Records excerpted from a collection

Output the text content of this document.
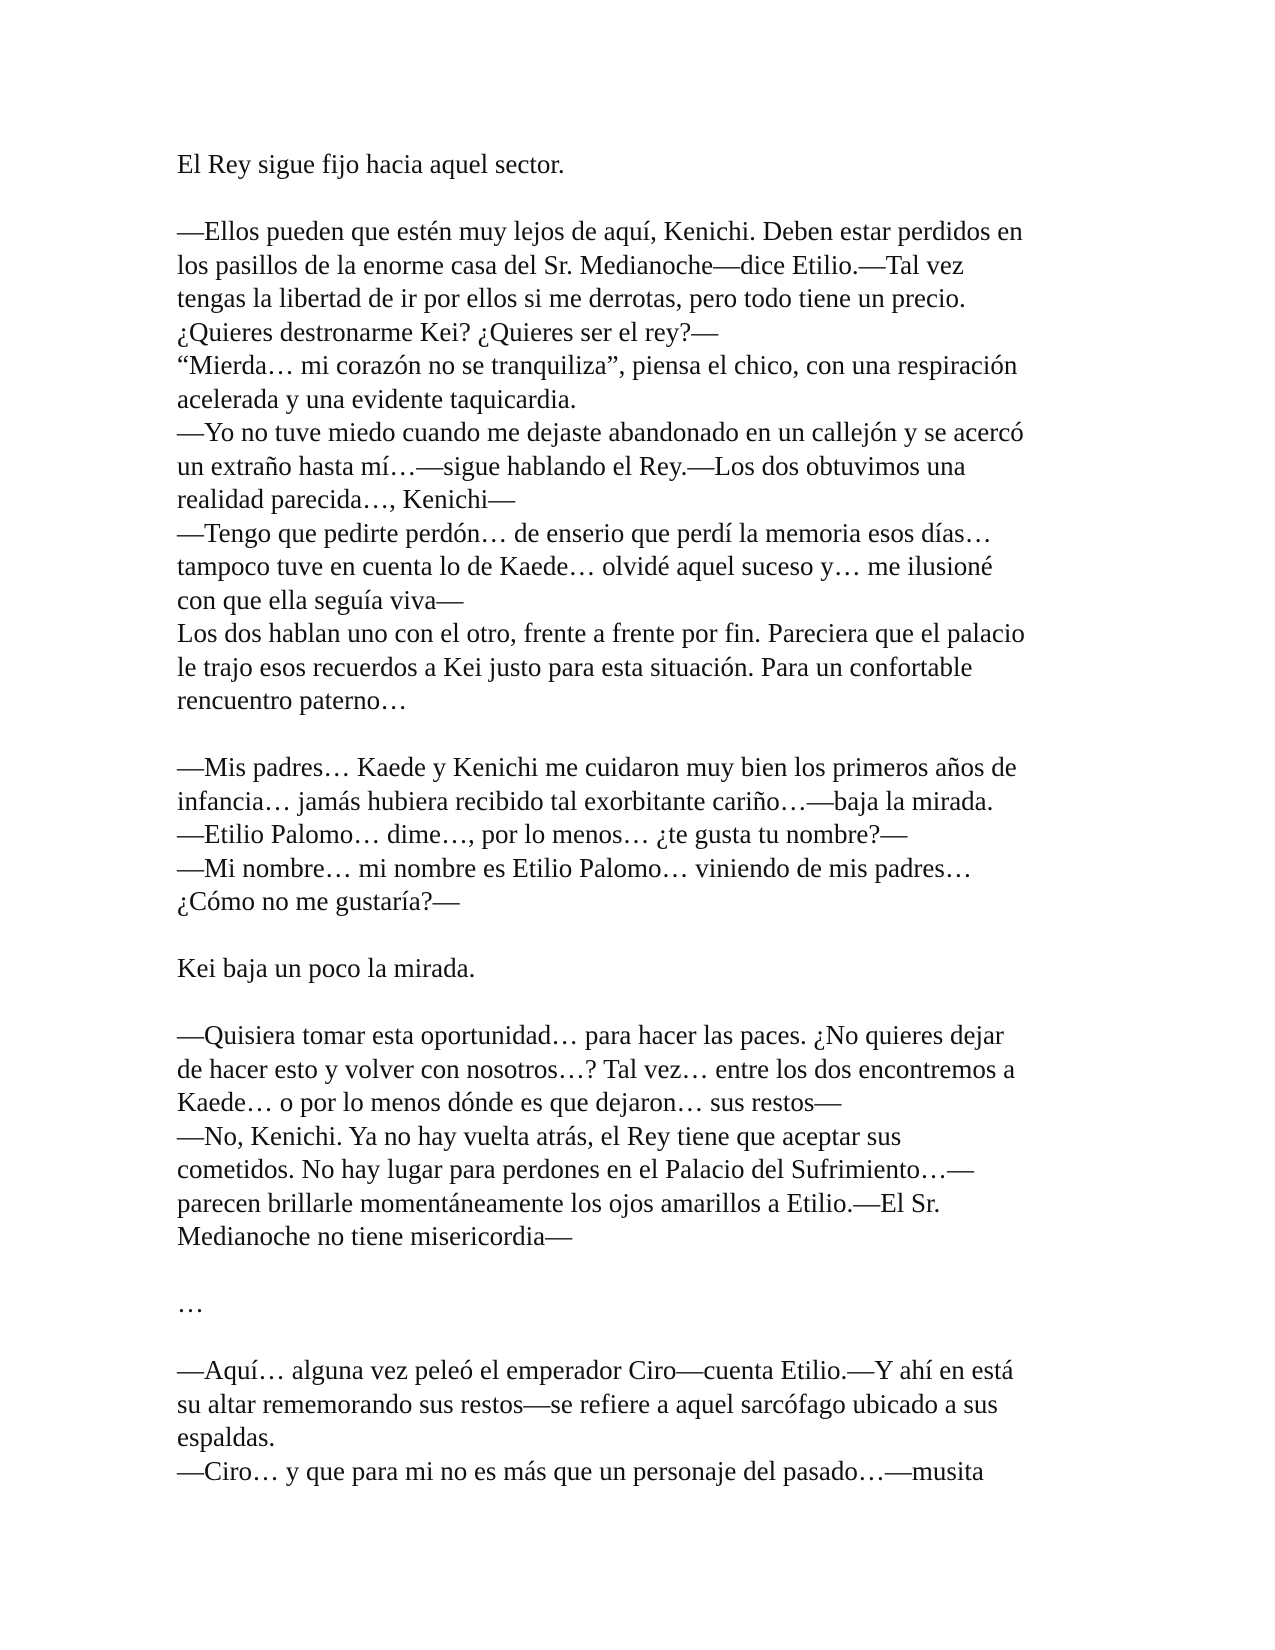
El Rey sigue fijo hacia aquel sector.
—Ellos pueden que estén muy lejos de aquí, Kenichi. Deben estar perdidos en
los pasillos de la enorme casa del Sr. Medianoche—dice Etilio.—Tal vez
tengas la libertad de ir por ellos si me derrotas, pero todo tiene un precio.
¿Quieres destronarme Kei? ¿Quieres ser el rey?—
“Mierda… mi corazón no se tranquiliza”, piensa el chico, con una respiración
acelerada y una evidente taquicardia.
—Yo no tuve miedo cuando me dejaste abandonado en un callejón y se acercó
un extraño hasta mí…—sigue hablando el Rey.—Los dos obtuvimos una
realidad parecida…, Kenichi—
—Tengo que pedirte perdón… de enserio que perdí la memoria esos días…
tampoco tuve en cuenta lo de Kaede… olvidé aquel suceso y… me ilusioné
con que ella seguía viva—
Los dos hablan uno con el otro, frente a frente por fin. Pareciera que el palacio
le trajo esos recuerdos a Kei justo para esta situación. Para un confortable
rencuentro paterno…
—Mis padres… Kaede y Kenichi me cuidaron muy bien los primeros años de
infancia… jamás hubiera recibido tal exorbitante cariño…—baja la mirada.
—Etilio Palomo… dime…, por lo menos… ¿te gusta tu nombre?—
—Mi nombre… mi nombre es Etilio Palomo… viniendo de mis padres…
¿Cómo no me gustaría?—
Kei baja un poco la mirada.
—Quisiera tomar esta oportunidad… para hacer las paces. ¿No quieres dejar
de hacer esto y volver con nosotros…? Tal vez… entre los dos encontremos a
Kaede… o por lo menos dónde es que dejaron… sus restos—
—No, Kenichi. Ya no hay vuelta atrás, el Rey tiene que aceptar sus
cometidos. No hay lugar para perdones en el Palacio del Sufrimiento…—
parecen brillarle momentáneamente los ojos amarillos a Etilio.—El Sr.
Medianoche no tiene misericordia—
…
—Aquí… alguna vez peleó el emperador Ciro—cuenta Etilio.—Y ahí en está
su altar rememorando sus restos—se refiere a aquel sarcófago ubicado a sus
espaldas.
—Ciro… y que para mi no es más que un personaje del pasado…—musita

==

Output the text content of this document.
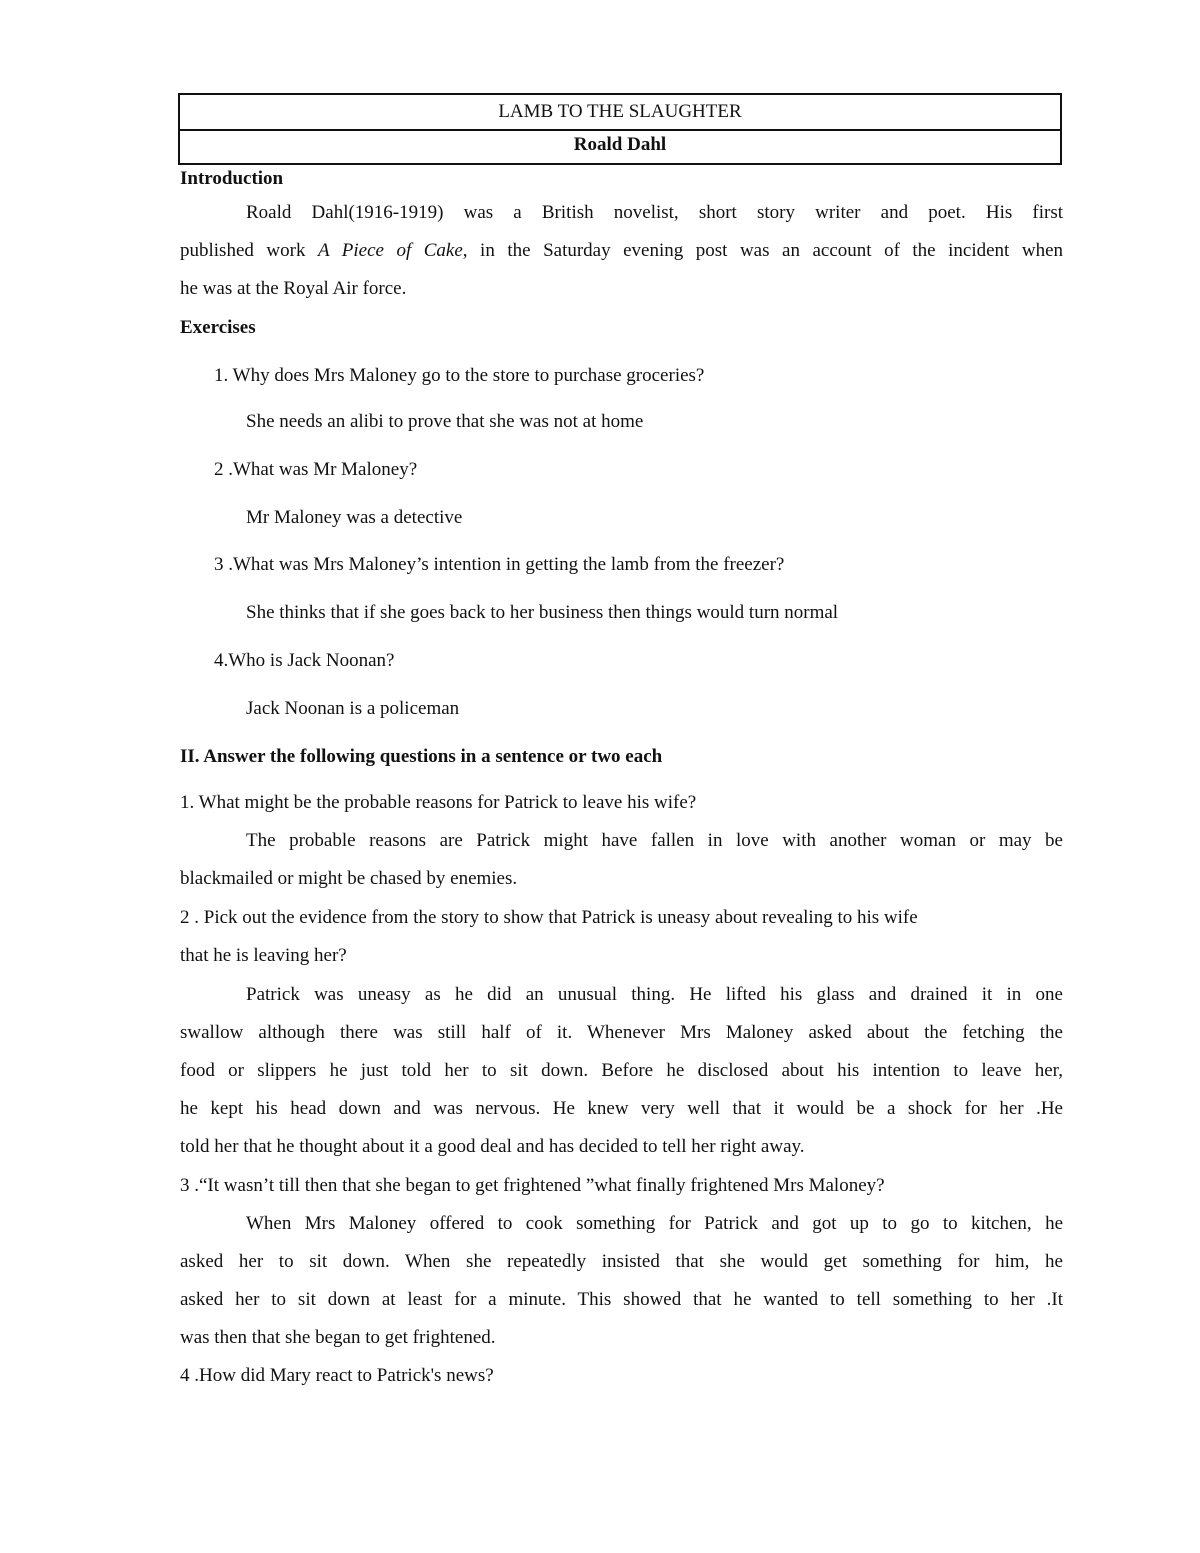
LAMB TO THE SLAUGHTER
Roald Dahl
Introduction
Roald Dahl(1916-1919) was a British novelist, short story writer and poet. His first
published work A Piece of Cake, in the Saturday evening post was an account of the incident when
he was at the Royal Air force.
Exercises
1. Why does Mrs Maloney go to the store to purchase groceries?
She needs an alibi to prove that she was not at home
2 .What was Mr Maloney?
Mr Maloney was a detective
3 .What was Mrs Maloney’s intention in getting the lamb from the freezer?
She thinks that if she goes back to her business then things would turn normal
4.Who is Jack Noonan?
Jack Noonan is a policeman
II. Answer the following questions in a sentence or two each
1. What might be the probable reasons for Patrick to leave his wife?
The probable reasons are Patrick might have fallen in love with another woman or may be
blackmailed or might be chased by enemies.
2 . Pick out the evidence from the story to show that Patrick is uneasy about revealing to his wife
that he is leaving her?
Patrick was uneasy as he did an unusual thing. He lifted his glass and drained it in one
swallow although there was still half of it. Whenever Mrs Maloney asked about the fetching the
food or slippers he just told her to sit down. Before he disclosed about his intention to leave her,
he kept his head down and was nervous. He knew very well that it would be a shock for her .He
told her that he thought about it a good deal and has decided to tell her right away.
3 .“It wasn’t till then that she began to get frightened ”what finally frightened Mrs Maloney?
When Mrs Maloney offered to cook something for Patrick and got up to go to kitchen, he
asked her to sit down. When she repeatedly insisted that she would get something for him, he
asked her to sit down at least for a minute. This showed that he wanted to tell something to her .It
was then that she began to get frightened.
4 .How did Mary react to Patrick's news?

==

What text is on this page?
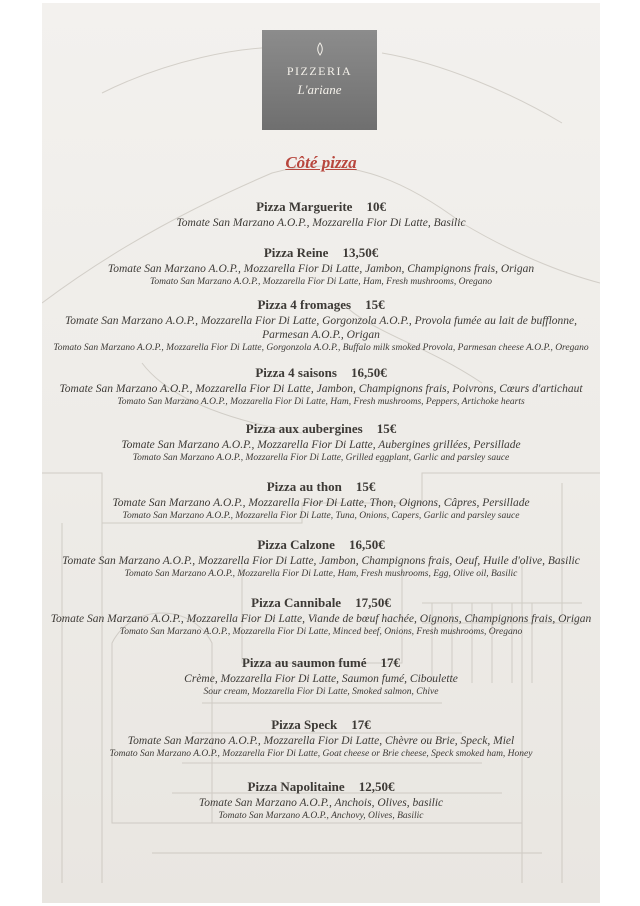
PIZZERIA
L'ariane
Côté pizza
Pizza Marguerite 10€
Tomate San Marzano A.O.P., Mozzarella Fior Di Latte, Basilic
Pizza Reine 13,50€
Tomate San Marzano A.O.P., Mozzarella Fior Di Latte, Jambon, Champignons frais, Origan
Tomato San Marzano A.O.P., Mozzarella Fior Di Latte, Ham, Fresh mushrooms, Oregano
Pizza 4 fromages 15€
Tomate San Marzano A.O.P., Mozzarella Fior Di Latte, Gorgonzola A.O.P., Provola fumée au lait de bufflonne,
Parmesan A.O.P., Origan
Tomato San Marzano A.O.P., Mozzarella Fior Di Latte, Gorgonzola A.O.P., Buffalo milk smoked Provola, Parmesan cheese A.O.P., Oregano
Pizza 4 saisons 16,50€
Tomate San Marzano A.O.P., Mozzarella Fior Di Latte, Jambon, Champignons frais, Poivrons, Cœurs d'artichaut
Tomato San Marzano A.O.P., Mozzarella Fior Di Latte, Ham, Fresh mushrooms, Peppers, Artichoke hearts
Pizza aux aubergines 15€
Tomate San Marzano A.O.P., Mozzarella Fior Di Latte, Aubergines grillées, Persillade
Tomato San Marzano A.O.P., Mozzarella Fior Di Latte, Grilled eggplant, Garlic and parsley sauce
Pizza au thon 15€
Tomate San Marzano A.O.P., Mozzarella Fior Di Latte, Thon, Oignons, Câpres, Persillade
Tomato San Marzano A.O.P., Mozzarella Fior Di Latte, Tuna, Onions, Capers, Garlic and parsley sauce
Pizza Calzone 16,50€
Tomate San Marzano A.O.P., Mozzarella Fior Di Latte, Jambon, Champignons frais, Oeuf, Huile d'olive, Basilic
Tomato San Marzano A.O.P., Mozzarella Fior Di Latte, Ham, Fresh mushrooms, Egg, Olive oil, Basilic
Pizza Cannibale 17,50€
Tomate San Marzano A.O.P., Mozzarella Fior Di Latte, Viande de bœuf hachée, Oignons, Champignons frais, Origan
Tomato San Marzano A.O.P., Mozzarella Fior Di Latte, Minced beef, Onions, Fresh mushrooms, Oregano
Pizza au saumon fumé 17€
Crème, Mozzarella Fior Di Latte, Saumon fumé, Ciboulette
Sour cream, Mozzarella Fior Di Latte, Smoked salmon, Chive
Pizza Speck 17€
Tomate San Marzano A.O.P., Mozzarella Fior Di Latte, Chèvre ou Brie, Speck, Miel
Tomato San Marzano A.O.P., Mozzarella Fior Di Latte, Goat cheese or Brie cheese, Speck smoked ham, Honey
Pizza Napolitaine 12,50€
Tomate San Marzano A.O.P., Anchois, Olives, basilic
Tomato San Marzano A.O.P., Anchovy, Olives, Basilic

> Exercise brief:
Go through the material and select each line with the string "then" in it.

> Solution:
She thinks that if she goes back to her business then things would turn normal
3 .“It wasn’t till then that she began to get frightened ”what finally frightened Mrs Maloney?
was then that she began to get frightened.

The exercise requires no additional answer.